While earlier targets focused on achieving at least 50% in the subjects, the threshold was raised to 60% in the 2019 to 2024 medium-term strategic framework and retained in the 2024 to 2029 medium-term development plan. The 50%, 60% and, sometimes, 70% thresholds remained significant, as they were used by universities depending on institution and faculty, the report said.
“The reduction in the number of mathematics achievers with a mark of 60% between 2024 and 2025 of just over 10 000 is obviously striking. It is likely that this is largely driven by slightly varying difficulty in the examination papers across years,” it said.
The report added that the decline was more pronounced in less advantaged parts of the country. High-level maths achievers declined by 28% in quintile 1 schools — public schools that serve the poorest communities and receive the highest level of government funding per learner — compared with 18% in quintile 4 and 5 schools, with the steepest declines recorded in Limpopo (33%) and the Eastern Cape (32%).
This was probably because more learners in those provinces were clustered around the 60% threshold and narrowly missed it in a more demanding examination year, the report said, noting that universities would need to take that into account in their admissions processes.
It emphasised that there was no clear evidence that maths skills themselves were deteriorating, pointing to improved Trends in International Mathematics and Science Study (TIMSS) Grade 9 results between 2019 and 2023.
“A large part of the challenge is to increase the number of high-achieving black African and coloured mathematics candidates in the examinations. This is essential if South Africa is to see a more representative workforce in areas such as accounting and engineering,” said the report.

Dataset items:
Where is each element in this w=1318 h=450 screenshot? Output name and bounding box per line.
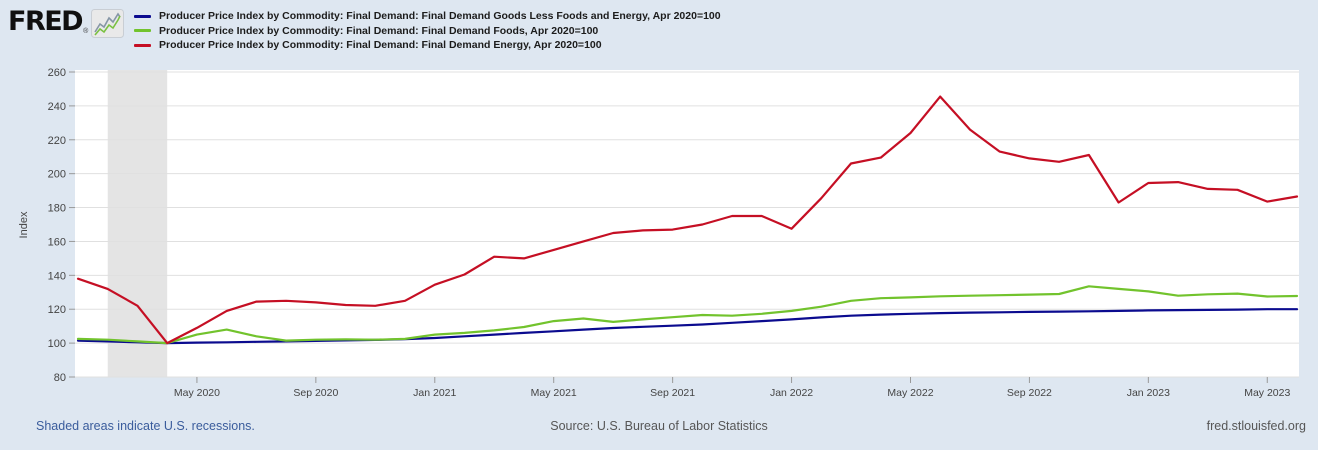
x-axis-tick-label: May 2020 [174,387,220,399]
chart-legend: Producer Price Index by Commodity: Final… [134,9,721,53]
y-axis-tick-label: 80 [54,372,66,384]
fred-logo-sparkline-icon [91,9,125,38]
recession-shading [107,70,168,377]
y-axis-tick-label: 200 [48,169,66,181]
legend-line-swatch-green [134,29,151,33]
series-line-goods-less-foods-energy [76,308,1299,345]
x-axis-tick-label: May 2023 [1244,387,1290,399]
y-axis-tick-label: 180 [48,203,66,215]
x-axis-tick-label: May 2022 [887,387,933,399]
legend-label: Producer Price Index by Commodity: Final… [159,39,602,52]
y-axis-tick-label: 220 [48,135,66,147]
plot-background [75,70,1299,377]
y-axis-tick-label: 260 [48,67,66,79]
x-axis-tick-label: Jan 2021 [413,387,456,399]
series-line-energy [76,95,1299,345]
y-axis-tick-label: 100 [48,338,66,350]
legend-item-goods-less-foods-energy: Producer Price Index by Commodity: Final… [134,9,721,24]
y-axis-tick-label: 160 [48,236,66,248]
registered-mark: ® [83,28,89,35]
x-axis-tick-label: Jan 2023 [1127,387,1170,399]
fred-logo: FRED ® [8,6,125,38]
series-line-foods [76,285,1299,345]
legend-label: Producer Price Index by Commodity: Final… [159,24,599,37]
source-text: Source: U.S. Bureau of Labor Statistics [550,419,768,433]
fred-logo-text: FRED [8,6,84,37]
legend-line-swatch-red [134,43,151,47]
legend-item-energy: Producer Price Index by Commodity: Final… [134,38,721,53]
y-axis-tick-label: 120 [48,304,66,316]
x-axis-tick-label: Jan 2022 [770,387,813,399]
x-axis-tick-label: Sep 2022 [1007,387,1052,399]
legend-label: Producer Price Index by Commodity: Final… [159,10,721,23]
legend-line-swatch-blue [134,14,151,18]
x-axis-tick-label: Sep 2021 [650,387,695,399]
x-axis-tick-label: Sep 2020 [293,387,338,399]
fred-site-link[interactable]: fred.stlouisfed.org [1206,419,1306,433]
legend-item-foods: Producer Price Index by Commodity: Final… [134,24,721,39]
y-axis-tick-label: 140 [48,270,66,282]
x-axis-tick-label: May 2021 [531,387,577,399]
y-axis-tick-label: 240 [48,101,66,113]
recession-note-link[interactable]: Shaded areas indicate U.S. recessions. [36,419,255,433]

---

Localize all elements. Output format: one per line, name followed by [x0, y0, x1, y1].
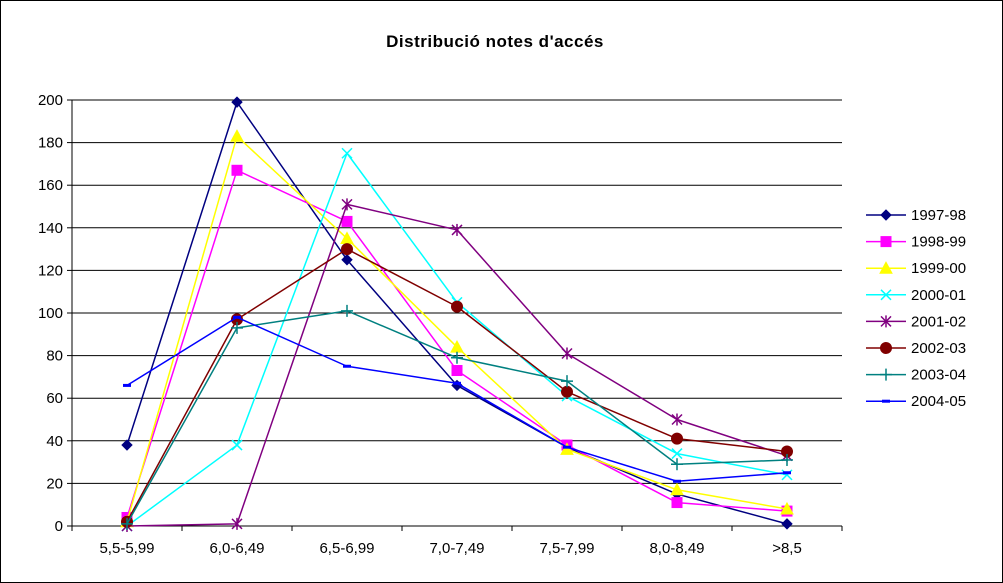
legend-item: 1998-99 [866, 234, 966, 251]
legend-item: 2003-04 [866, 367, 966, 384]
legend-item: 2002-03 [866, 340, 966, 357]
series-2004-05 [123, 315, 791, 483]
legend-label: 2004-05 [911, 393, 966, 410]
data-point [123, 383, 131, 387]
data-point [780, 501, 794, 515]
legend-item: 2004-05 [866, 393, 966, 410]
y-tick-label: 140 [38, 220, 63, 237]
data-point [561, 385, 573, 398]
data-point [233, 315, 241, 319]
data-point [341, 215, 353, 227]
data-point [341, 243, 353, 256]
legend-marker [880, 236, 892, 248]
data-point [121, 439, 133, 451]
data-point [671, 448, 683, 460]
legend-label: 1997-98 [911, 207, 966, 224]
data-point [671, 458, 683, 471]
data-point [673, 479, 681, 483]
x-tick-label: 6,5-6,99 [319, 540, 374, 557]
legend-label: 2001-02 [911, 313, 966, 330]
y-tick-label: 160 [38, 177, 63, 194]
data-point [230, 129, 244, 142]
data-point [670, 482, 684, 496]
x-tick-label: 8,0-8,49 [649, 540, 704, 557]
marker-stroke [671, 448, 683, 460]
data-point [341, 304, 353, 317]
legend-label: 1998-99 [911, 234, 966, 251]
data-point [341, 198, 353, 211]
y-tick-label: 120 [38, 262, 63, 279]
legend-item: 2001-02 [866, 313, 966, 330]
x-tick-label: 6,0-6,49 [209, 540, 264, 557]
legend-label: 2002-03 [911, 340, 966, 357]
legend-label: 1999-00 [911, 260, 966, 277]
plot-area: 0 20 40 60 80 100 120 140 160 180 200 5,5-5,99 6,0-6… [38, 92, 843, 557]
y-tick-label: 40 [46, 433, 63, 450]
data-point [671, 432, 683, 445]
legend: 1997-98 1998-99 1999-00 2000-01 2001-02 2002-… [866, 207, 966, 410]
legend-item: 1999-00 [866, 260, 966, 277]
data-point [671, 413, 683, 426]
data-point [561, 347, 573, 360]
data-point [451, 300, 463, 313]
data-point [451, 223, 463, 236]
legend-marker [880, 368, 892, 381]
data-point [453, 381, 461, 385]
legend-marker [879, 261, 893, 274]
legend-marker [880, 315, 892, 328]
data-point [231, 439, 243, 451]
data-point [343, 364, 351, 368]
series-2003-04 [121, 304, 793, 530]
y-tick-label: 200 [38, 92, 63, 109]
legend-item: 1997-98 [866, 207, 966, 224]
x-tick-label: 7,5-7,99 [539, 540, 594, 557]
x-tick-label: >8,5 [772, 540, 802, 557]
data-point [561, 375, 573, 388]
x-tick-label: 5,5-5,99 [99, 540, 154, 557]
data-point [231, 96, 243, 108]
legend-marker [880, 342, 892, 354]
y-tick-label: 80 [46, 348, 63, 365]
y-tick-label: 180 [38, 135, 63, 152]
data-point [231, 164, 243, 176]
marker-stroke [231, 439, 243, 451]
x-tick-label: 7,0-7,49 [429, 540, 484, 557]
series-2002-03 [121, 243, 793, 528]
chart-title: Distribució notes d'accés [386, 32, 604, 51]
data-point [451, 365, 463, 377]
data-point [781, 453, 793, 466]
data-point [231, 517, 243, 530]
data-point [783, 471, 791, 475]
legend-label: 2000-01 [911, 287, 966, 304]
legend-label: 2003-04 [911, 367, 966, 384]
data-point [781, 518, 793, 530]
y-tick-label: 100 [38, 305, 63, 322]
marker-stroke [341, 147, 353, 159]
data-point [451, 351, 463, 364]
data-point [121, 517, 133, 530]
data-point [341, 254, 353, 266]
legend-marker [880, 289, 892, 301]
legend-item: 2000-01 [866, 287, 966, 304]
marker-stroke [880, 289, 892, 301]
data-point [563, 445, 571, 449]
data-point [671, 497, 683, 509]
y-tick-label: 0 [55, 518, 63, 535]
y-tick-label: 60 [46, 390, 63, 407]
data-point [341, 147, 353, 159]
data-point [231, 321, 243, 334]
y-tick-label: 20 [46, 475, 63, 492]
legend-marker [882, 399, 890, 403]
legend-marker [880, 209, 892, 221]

--

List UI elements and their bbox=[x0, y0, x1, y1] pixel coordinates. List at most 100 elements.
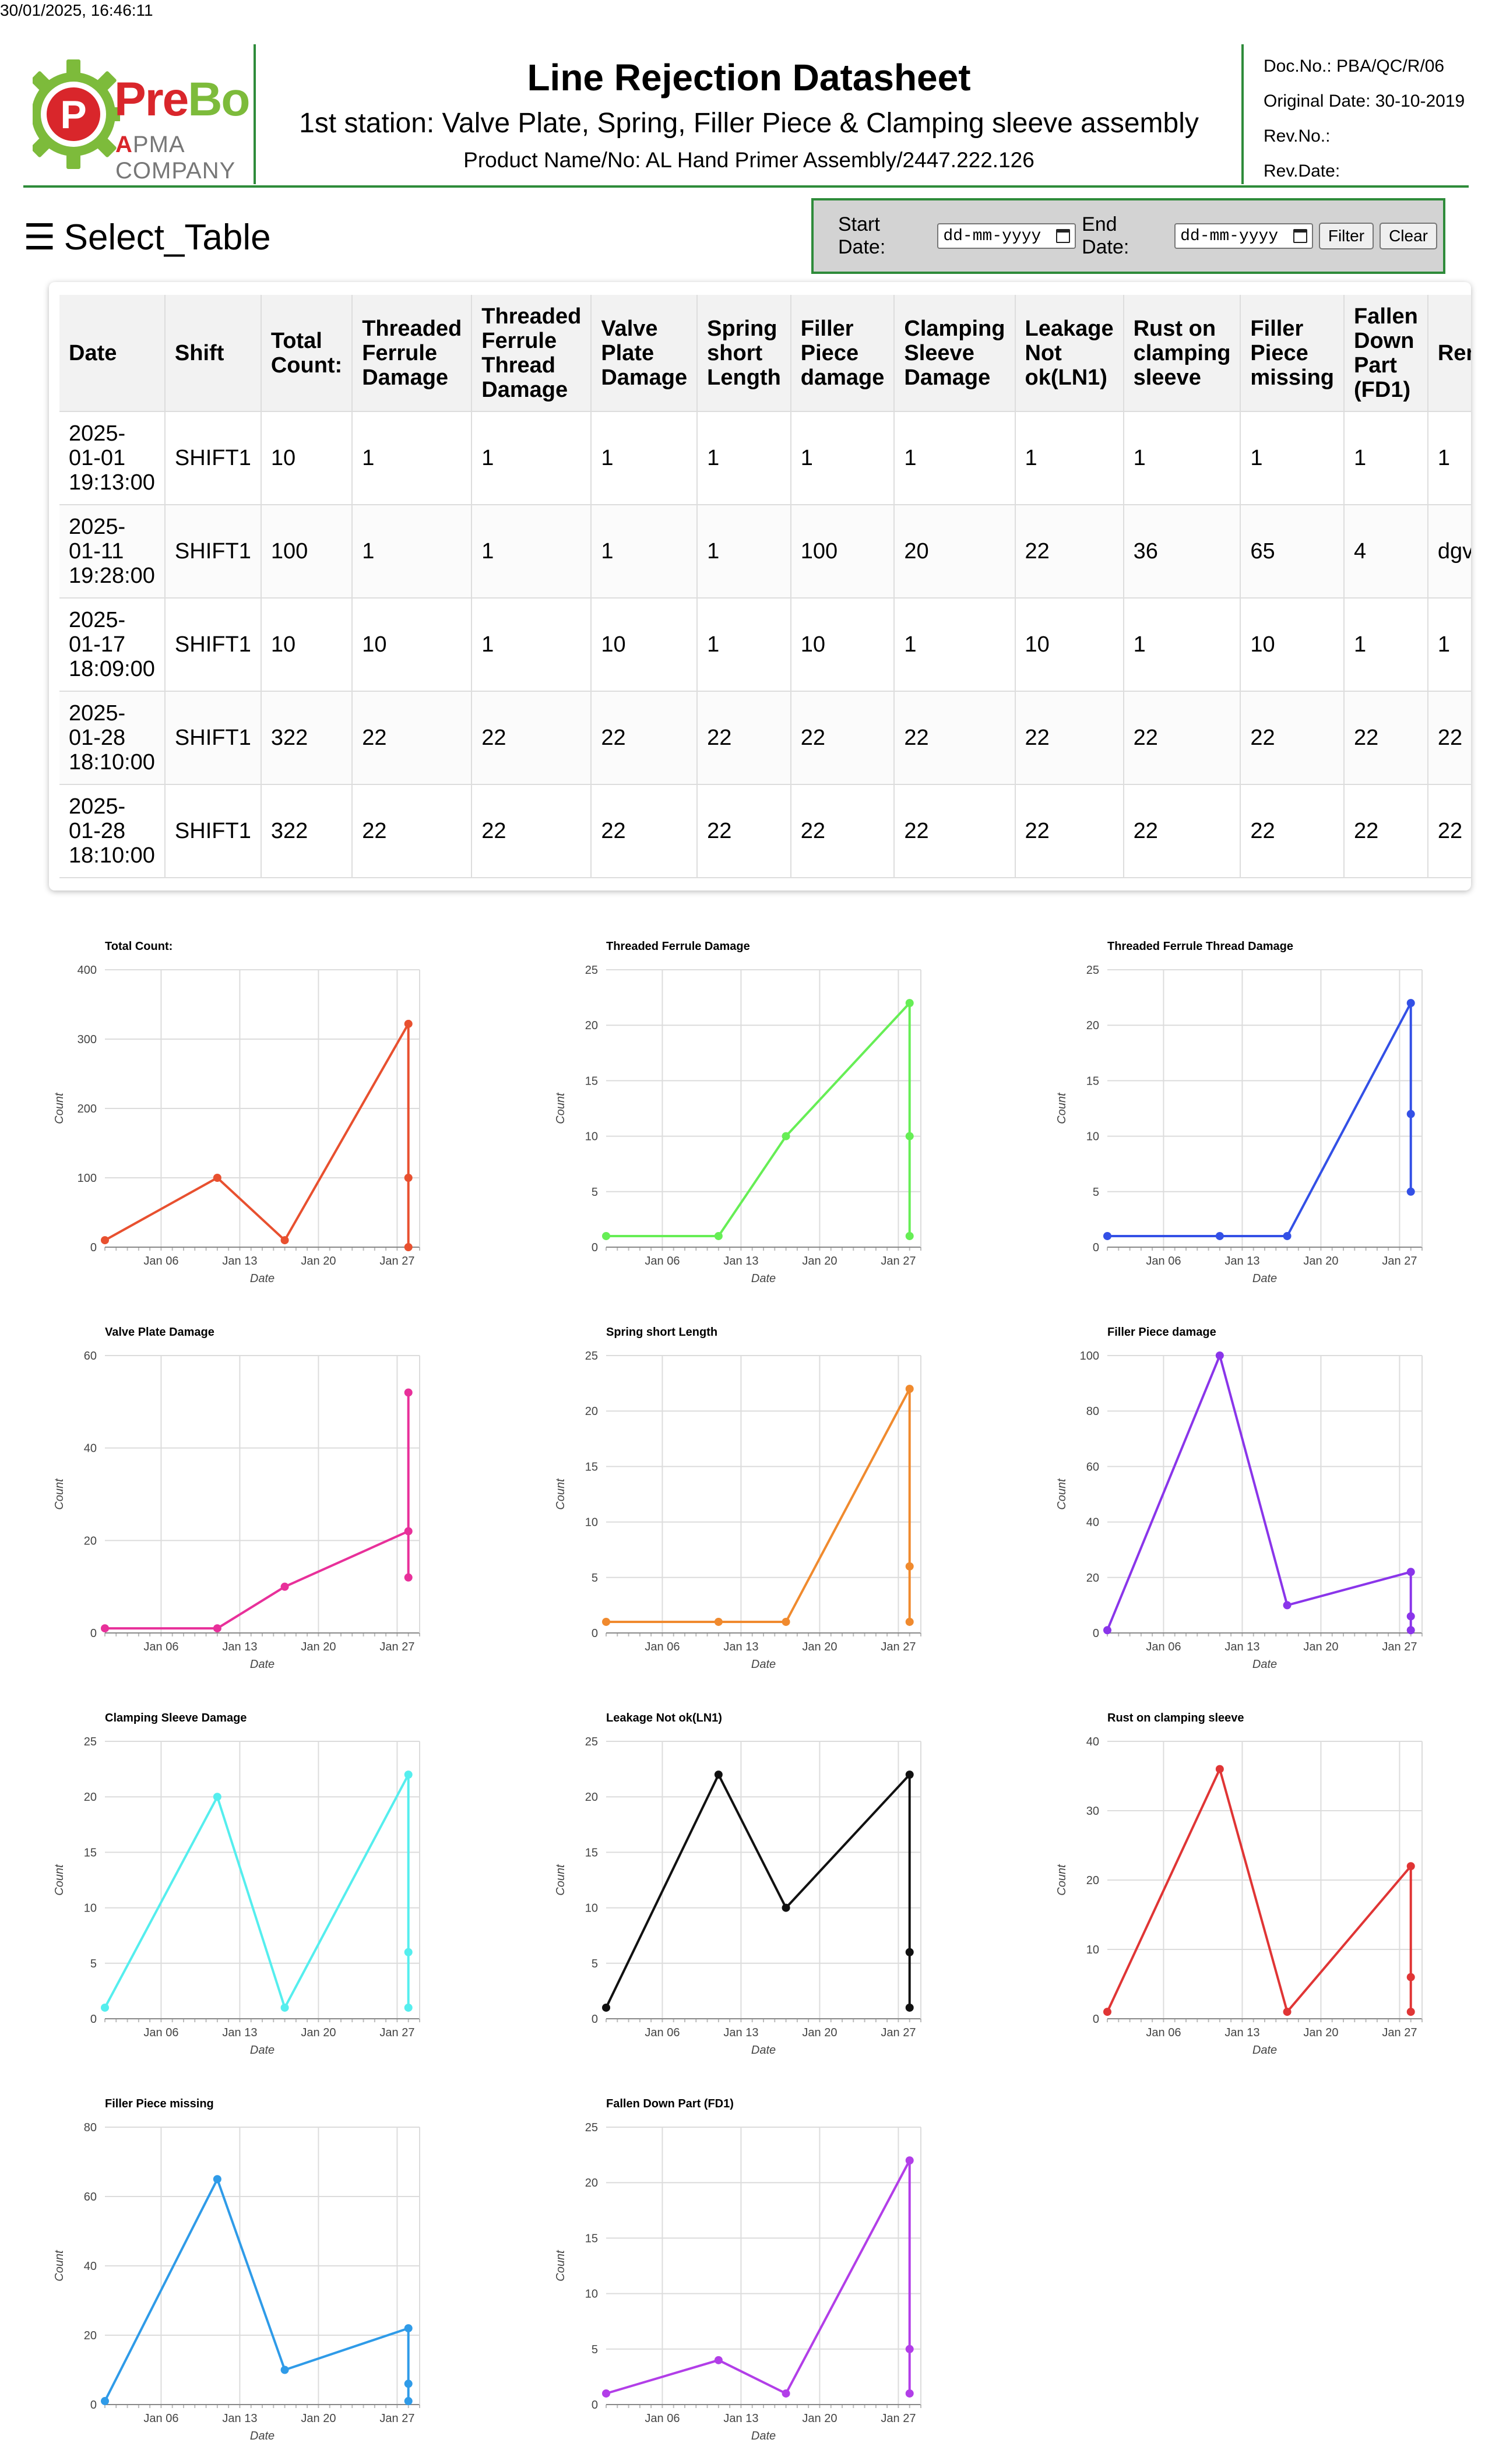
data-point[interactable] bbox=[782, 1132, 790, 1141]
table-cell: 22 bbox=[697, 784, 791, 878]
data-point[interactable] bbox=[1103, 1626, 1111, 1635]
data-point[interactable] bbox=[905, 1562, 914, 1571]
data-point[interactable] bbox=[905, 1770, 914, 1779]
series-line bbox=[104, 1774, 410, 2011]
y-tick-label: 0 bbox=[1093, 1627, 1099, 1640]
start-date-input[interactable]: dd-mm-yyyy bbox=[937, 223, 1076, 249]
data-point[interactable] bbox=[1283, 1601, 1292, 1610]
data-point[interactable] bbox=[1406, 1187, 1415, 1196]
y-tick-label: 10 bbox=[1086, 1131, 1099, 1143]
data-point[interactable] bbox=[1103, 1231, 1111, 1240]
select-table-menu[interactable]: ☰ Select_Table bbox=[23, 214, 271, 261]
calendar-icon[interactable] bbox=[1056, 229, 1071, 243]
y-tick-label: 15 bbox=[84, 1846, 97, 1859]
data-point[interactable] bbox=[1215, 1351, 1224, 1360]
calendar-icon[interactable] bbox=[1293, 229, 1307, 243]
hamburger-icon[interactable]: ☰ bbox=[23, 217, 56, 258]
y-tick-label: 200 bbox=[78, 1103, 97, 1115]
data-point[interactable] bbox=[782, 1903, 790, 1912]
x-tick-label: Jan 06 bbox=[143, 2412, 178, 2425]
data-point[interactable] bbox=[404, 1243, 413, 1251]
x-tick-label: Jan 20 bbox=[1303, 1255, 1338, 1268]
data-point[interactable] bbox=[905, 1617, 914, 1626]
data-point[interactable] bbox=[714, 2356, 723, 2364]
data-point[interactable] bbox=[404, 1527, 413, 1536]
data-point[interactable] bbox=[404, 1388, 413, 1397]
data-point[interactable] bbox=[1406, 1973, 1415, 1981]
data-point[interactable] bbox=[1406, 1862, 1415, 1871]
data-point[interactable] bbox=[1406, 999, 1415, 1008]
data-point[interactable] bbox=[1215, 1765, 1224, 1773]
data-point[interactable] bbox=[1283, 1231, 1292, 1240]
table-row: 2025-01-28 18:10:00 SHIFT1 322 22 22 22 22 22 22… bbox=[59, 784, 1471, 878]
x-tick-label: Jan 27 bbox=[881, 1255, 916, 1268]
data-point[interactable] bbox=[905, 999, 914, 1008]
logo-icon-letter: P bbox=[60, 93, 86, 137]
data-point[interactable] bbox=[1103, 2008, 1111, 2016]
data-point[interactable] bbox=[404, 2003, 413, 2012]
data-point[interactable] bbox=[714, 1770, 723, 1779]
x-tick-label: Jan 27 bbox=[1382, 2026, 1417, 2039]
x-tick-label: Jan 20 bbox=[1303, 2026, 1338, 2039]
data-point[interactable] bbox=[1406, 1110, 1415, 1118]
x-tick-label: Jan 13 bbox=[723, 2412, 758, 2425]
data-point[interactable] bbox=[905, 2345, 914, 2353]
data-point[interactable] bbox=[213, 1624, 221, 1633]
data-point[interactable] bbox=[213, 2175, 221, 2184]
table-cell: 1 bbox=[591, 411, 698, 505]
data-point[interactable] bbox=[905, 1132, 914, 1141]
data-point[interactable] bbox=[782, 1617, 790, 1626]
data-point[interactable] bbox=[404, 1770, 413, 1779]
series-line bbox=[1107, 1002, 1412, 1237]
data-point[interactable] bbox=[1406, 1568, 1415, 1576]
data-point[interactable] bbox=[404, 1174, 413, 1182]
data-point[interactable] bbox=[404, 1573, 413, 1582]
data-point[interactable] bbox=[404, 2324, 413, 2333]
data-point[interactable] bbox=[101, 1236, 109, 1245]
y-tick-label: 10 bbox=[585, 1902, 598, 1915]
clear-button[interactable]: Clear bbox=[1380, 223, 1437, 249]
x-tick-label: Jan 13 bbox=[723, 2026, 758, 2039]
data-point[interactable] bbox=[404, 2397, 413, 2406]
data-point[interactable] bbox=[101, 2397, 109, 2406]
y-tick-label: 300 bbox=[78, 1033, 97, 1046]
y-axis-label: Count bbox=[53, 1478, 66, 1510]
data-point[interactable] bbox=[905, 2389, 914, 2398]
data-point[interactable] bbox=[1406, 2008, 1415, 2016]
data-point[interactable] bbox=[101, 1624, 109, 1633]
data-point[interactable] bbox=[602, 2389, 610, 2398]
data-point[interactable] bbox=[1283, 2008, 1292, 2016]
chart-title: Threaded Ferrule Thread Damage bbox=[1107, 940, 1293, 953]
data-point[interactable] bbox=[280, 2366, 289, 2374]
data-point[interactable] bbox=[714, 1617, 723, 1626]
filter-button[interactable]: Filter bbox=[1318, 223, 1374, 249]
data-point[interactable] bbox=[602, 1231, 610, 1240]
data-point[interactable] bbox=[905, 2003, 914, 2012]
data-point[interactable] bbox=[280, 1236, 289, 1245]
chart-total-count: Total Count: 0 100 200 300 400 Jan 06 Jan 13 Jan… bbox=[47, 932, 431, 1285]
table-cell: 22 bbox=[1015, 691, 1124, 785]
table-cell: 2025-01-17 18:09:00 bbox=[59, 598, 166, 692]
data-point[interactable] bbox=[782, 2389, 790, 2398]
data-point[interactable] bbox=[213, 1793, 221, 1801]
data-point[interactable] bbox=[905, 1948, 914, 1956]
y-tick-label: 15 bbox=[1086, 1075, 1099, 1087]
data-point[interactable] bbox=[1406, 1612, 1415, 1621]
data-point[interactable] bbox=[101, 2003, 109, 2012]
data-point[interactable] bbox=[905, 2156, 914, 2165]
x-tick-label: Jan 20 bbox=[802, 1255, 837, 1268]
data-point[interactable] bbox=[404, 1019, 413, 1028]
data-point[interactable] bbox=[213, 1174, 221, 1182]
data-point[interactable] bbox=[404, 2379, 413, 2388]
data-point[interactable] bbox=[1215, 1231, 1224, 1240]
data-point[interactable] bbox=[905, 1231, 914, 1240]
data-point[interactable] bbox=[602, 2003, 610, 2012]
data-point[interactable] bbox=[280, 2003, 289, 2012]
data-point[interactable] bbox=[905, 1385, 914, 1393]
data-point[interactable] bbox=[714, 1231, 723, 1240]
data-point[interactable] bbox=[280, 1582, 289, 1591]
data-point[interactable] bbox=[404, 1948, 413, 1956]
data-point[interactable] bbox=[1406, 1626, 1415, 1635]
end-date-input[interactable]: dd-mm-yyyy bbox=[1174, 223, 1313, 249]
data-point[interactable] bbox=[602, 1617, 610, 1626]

[DIRECTIVE 1]: Write out the stretch of the passage on mathematics results from "This was probably" through "their admissions processes.".
[DIRECTIVE 2]: In the records, rename "plot-background" to "chart-background" in the stretch from the line that contains "x-axis-tick-label: May 2020 [174,387,220,399]" through the line that contains "x-axis-tick-label: Sep 2022". Return only those lines, leaving everything else in them unchanged.
The text and the records have nothing to do with each other.

[TASK RESULT 1]:
This was probably because more learners in those provinces were clustered around the 60% threshold and narrowly missed it in a more demanding examination year, the report said, noting that universities would need to take that into account in their admissions processes.

[TASK RESULT 2]:
x-axis-tick-label: May 2020 [174,387,220,399]
chart-legend: Producer Price Index by Commodity: Final… [134,9,721,53]
y-axis-tick-label: 80 [54,372,66,384]
fred-logo-sparkline-icon [91,9,125,38]
recession-shading [107,70,168,377]
y-axis-tick-label: 200 [48,169,66,181]
legend-line-swatch-green [134,29,151,33]
series-line-goods-less-foods-energy [76,308,1299,345]
x-axis-tick-label: May 2023 [1244,387,1290,399]
y-axis-tick-label: 180 [48,203,66,215]
x-axis-tick-label: May 2022 [887,387,933,399]
legend-label: Producer Price Index by Commodity: Final… [159,39,602,52]
y-axis-tick-label: 220 [48,135,66,147]
chart-background [75,70,1299,377]
y-axis-tick-label: 260 [48,67,66,79]
x-axis-tick-label: Jan 2021 [413,387,456,399]
series-line-energy [76,95,1299,345]
y-axis-tick-label: 100 [48,338,66,350]
legend-item-goods-less-foods-energy: Producer Price Index by Commodity: Final… [134,9,721,24]
y-axis-tick-label: 160 [48,236,66,248]
registered-mark: ® [83,28,89,35]
x-axis-tick-label: Jan 2023 [1127,387,1170,399]
fred-logo: FRED ® [8,6,125,38]
series-line-foods [76,285,1299,345]
legend-label: Producer Price Index by Commodity: Final… [159,24,599,37]
source-text: Source: U.S. Bureau of Labor Statistics [550,419,768,433]
fred-logo-text: FRED [8,6,84,37]
legend-line-swatch-red [134,43,151,47]
legend-item-energy: Producer Price Index by Commodity: Final… [134,38,721,53]
y-axis-tick-label: 120 [48,304,66,316]
x-axis-tick-label: Jan 2022 [770,387,813,399]
x-axis-tick-label: Sep 2022 [1007,387,1052,399]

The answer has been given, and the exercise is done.